■ TASK DESCRIPTION: The records below are to be quoted in full; please keep every word exact.

■ INPUT RECORDS:
────────────────

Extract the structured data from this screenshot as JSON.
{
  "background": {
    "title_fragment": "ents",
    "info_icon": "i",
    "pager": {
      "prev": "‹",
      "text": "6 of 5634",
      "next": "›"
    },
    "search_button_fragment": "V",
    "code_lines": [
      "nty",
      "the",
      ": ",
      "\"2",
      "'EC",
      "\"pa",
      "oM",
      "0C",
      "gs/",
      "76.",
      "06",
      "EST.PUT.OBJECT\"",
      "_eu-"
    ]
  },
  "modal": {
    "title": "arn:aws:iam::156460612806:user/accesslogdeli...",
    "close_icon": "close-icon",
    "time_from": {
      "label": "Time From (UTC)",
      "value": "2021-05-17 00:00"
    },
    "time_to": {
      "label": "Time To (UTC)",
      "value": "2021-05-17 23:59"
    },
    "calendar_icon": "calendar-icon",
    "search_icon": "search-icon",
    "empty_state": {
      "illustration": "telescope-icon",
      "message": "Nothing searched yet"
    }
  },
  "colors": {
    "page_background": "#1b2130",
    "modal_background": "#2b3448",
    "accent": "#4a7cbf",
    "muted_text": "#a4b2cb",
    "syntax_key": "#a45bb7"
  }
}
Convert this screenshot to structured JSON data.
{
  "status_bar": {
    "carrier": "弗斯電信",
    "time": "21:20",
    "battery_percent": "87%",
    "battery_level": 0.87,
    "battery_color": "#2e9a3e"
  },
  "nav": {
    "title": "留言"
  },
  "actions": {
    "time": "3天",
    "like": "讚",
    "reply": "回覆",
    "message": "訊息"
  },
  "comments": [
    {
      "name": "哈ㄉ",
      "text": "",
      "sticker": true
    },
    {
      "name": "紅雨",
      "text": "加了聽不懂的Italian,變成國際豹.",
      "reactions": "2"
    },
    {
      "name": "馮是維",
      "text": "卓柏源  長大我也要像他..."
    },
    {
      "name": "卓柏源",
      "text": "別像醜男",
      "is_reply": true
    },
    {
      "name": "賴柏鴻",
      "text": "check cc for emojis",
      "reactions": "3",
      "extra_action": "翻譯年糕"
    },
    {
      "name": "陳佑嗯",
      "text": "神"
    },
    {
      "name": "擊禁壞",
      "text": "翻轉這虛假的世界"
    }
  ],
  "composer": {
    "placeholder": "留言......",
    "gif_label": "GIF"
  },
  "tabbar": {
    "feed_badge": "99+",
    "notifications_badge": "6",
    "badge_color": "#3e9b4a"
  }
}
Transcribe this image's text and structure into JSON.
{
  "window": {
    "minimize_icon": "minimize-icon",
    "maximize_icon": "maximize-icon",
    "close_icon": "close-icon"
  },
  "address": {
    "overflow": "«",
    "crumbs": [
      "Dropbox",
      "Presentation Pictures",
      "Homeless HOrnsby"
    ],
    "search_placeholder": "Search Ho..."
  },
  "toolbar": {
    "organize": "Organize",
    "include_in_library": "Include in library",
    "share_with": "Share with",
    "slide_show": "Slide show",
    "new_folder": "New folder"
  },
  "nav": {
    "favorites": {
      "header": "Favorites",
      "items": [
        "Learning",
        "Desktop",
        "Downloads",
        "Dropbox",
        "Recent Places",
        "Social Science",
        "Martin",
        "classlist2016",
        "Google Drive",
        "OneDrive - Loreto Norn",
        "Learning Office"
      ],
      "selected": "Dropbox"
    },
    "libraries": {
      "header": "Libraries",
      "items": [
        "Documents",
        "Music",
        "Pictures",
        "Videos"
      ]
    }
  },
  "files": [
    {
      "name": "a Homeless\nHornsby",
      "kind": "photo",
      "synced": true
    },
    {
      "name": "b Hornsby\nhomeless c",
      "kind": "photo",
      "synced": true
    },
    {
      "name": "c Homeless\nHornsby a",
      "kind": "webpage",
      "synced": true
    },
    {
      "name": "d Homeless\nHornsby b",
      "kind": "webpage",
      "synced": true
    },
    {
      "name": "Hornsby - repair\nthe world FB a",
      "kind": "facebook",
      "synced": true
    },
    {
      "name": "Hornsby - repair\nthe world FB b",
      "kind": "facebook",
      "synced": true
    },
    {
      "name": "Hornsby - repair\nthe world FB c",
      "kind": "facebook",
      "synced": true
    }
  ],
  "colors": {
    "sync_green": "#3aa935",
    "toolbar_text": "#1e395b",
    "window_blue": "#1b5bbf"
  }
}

────────────────

■ OUTPUT FOR THIS TASK:
Extract the structured data from this screenshot as JSON.
{
  "background": {
    "title_fragment": "ents",
    "info_icon": "i",
    "pager": {
      "prev": "‹",
      "text": "6 of 5634",
      "next": "›"
    },
    "search_button_fragment": "V",
    "code_lines": [
      "nty",
      "the",
      ": ",
      "\"2",
      "'EC",
      "\"pa",
      "oM",
      "0C",
      "gs/",
      "76.",
      "06",
      "EST.PUT.OBJECT\"",
      "_eu-"
    ]
  },
  "modal": {
    "title": "arn:aws:iam::156460612806:user/accesslogdeli...",
    "close_icon": "close-icon",
    "time_from": {
      "label": "Time From (UTC)",
      "value": "2021-05-17 00:00"
    },
    "time_to": {
      "label": "Time To (UTC)",
      "value": "2021-05-17 23:59"
    },
    "calendar_icon": "calendar-icon",
    "search_icon": "search-icon",
    "empty_state": {
      "illustration": "telescope-icon",
      "message": "Nothing searched yet"
    }
  },
  "colors": {
    "page_background": "#1b2130",
    "modal_background": "#2b3448",
    "accent": "#4a7cbf",
    "muted_text": "#a4b2cb",
    "syntax_key": "#a45bb7"
  }
}
Convert this screenshot to structured JSON data.
{
  "status_bar": {
    "carrier": "弗斯電信",
    "time": "21:20",
    "battery_percent": "87%",
    "battery_level": 0.87,
    "battery_color": "#2e9a3e"
  },
  "nav": {
    "title": "留言"
  },
  "actions": {
    "time": "3天",
    "like": "讚",
    "reply": "回覆",
    "message": "訊息"
  },
  "comments": [
    {
      "name": "哈ㄉ",
      "text": "",
      "sticker": true
    },
    {
      "name": "紅雨",
      "text": "加了聽不懂的Italian,變成國際豹.",
      "reactions": "2"
    },
    {
      "name": "馮是維",
      "text": "卓柏源  長大我也要像他..."
    },
    {
      "name": "卓柏源",
      "text": "別像醜男",
      "is_reply": true
    },
    {
      "name": "賴柏鴻",
      "text": "check cc for emojis",
      "reactions": "3",
      "extra_action": "翻譯年糕"
    },
    {
      "name": "陳佑嗯",
      "text": "神"
    },
    {
      "name": "擊禁壞",
      "text": "翻轉這虛假的世界"
    }
  ],
  "composer": {
    "placeholder": "留言......",
    "gif_label": "GIF"
  },
  "tabbar": {
    "feed_badge": "99+",
    "notifications_badge": "6",
    "badge_color": "#3e9b4a"
  }
}
Transcribe this image's text and structure into JSON.
{
  "window": {
    "minimize_icon": "minimize-icon",
    "maximize_icon": "maximize-icon",
    "close_icon": "close-icon"
  },
  "address": {
    "overflow": "«",
    "crumbs": [
      "Dropbox",
      "Presentation Pictures",
      "Homeless HOrnsby"
    ],
    "search_placeholder": "Search Ho..."
  },
  "toolbar": {
    "organize": "Organize",
    "include_in_library": "Include in library",
    "share_with": "Share with",
    "slide_show": "Slide show",
    "new_folder": "New folder"
  },
  "nav": {
    "favorites": {
      "header": "Favorites",
      "items": [
        "Learning",
        "Desktop",
        "Downloads",
        "Dropbox",
        "Recent Places",
        "Social Science",
        "Martin",
        "classlist2016",
        "Google Drive",
        "OneDrive - Loreto Norn",
        "Learning Office"
      ],
      "selected": "Dropbox"
    },
    "libraries": {
      "header": "Libraries",
      "items": [
        "Documents",
        "Music",
        "Pictures",
        "Videos"
      ]
    }
  },
  "files": [
    {
      "name": "a Homeless\nHornsby",
      "kind": "photo",
      "synced": true
    },
    {
      "name": "b Hornsby\nhomeless c",
      "kind": "photo",
      "synced": true
    },
    {
      "name": "c Homeless\nHornsby a",
      "kind": "webpage",
      "synced": true
    },
    {
      "name": "d Homeless\nHornsby b",
      "kind": "webpage",
      "synced": true
    },
    {
      "name": "Hornsby - repair\nthe world FB a",
      "kind": "facebook",
      "synced": true
    },
    {
      "name": "Hornsby - repair\nthe world FB b",
      "kind": "facebook",
      "synced": true
    },
    {
      "name": "Hornsby - repair\nthe world FB c",
      "kind": "facebook",
      "synced": true
    }
  ],
  "colors": {
    "sync_green": "#3aa935",
    "toolbar_text": "#1e395b",
    "window_blue": "#1b5bbf"
  }
}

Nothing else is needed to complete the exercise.